### [Directives]
**a.** Transcribe the stretch of the forum thread about the C++ code's output from "7th Mar 2018, 6:46" through "this makes sense.".
**b.** Summarize the forum thread about the C++ code's output in two sentences.
**c.** Write the next part of the forum thread about the C++ code's output, starting from where it stops.

### [Supplied passage]
+ 7

C++ code ( 6 )

What is the output of this code？ intx( int &a, int &b){ a=3; b=4; return a + b; } int main(){ int a=2; int b=7; int c=x(a, a); cout<<a<<b<<c; How to calculate it？

c++code

7th Mar 2018, 6:46 AM

Eros boulay

6 Respostas

+ 12

Hi Alice... The answer is 478. Here is a breakdown of each variable: Variable {a} initializes as 2. The pointer to this variable is then passed to the following method: x(a, a); NOTE: When {b} is assigned the value 4, both {a} and {b} are set to the value 4. This is because both arguments were passed as pointer references to the original variable {a}. The return value is the sum of a + b, which should be 4 + 4, or 8. So, now, {a} in the main() function is 4. The return value of x(a, a) was assigned to variable {c}, which is 8. The variable {b} has not changed and is still 7. Therefore, the final value is: a=4, b=7, c=8 I hope this makes sense.

### [Data excerpt]
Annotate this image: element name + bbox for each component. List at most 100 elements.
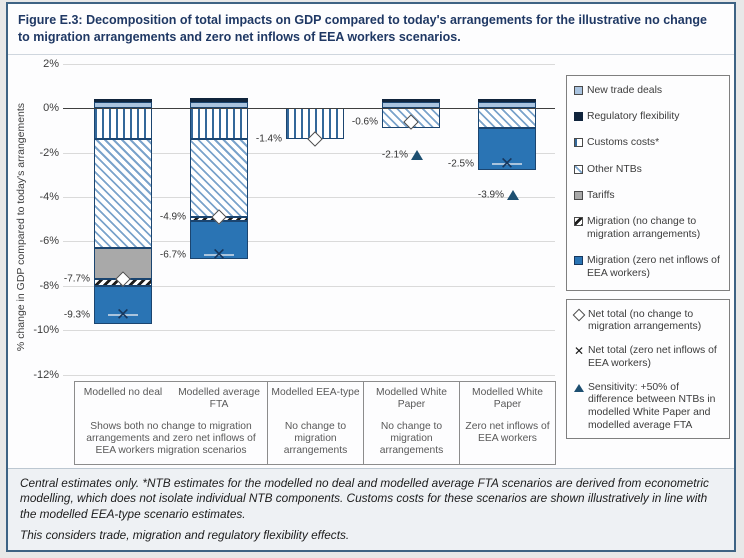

### [Outputs]
**a.**
7th Mar 2018, 6:46 AM

Eros boulay

6 Respostas

+ 12

Hi Alice... The answer is 478. Here is a breakdown of each variable: Variable {a} initializes as 2. The pointer to this variable is then passed to the following method: x(a, a); NOTE: When {b} is assigned the value 4, both {a} and {b} are set to the value 4. This is because both arguments were passed as pointer references to the original variable {a}. The return value is the sum of a + b, which should be 4 + 4, or 8. So, now, {a} in the main() function is 4. The return value of x(a, a) was assigned to variable {c}, which is 8. The variable {b} has not changed and is still 7. Therefore, the final value is: a=4, b=7, c=8 I hope this makes sense.

**b.** A forum post asks for the output of a short C++ program in which a function x takes two int references, sets them to 3 and 4, and returns their sum, with main assigning the result of x(a, a) to c. A reply gives the answer as 478, explaining that because both arguments refer to the original variable a, both are set to 4, so a becomes 4, c receives the sum 8, and b remains 7.

**c.**
7th Mar 2018, 7:00 AM

David Carroll

+ 4

@Freddy: Indeed... this code, as well as, most code in SL challenges, are great models to follow for those seeking to be chronically unemployed. 🤣

7th Mar 2018, 11:58 PM

David Carroll

+ 2

challenge question, right?

7th Mar 2018, 7:19 AM

‎ ‏‏‎Anonymous Guy

+ 1

@David Caroll Wow...I'm speechless！Now I know how to calculate it，thanks for sharing your knowledge😄

7th Mar 2018, 7:03 AM

Eros boulay

+ 1

Nice explanation David :) Outside of this lovely acedemical discussion, I would like to add that I would advise *not* to use a construction like this in real code. To put it mildly: it doesn't approve readability and thus can lead to nasty side effects and bugs. And in this case the good news is that there *is* a predicable outcome, sometimes (especially when you use macros) the outcome isn't even predictable or even defined in the standard and thus compiler specific... You might want to avoid code like that :)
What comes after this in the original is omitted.